== Instructions for the task ==
From the listing below, pick out each line with the word "ipsum".

== Data provided ==
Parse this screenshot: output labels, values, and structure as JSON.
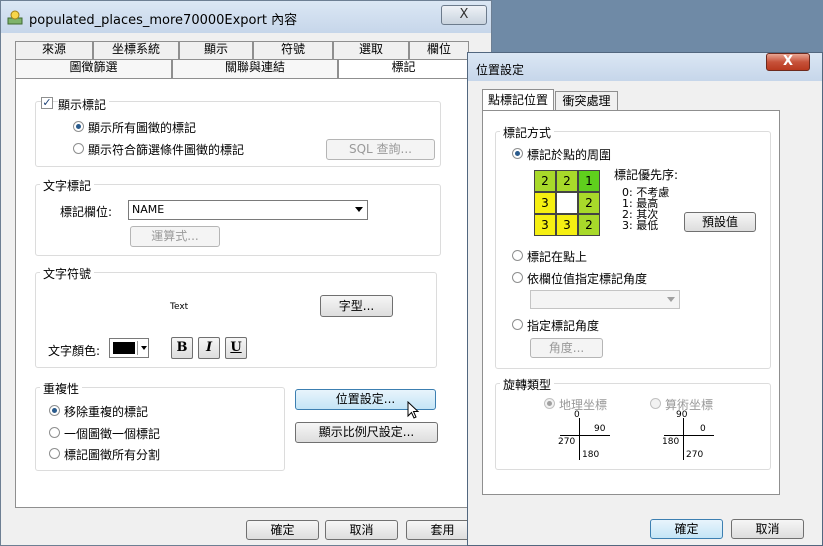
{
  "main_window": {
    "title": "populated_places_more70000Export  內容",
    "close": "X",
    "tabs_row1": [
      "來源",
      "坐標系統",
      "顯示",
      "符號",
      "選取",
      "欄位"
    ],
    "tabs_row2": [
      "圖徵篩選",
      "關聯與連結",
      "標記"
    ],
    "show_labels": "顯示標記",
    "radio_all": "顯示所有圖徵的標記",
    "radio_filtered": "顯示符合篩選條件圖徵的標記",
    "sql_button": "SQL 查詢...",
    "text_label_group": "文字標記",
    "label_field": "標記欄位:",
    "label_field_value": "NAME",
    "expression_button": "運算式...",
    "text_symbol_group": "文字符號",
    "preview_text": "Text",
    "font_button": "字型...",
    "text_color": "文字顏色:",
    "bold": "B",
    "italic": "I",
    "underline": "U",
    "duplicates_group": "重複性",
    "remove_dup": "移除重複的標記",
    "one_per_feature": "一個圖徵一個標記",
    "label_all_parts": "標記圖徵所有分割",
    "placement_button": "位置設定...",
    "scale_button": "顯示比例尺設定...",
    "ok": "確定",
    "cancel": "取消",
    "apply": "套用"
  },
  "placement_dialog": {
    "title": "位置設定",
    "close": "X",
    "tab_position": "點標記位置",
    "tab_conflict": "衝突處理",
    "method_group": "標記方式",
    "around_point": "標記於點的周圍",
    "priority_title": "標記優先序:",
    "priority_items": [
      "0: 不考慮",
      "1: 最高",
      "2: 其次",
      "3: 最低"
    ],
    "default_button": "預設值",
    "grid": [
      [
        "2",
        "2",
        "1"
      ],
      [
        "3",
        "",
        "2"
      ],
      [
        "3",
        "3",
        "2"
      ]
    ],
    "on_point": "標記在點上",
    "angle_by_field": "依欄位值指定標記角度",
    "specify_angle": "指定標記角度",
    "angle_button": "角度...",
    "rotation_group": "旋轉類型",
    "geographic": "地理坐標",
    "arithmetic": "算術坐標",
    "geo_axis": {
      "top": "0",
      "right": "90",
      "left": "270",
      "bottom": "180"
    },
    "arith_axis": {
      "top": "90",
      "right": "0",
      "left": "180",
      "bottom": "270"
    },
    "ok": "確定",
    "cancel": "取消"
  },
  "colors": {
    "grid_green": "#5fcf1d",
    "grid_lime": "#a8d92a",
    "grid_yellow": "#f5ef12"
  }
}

...

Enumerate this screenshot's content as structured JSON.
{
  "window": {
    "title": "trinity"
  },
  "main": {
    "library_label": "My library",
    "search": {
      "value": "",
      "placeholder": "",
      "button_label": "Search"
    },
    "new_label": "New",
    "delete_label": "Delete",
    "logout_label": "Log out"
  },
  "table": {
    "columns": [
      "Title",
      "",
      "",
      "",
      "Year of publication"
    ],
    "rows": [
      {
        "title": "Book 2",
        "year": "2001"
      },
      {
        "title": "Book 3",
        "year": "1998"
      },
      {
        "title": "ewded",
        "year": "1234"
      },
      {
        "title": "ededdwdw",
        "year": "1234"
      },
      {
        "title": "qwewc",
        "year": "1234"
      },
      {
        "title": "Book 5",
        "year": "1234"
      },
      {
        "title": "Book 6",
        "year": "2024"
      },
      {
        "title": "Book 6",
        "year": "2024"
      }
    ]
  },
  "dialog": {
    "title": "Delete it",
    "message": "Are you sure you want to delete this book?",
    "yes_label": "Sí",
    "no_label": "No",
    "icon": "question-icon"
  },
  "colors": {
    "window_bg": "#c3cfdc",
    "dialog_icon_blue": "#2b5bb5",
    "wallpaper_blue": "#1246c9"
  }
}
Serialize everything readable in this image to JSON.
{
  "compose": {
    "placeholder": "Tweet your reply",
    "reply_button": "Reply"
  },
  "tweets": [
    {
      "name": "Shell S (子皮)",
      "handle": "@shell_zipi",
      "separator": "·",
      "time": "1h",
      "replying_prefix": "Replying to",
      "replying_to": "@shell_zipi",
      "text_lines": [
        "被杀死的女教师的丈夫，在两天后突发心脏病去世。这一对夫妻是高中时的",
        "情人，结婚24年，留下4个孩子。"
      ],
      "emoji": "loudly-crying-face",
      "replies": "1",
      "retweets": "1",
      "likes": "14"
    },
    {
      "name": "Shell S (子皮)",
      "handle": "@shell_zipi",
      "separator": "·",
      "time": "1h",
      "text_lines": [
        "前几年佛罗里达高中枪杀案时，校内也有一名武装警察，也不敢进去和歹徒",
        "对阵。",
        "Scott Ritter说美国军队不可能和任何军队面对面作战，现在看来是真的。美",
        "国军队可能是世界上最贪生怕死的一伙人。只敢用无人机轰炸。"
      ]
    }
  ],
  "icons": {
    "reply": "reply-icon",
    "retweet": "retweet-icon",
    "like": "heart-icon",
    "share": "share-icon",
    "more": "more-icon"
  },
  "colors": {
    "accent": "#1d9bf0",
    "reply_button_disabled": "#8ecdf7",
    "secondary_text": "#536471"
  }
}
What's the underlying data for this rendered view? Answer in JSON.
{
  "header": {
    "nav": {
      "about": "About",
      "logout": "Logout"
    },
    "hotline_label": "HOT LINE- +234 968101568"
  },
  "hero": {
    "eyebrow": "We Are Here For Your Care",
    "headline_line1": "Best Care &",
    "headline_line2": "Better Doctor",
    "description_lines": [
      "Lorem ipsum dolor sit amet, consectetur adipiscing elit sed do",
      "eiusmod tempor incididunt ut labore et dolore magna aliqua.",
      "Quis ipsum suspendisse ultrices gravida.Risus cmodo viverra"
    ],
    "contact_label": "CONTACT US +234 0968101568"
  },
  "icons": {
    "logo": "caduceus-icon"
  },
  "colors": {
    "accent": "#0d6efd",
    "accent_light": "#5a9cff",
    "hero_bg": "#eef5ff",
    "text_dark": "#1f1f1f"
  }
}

== Solution ==
      "Lorem ipsum dolor sit amet, consectetur adipiscing elit sed do",
      "Quis ipsum suspendisse ultrices gravida.Risus cmodo viverra"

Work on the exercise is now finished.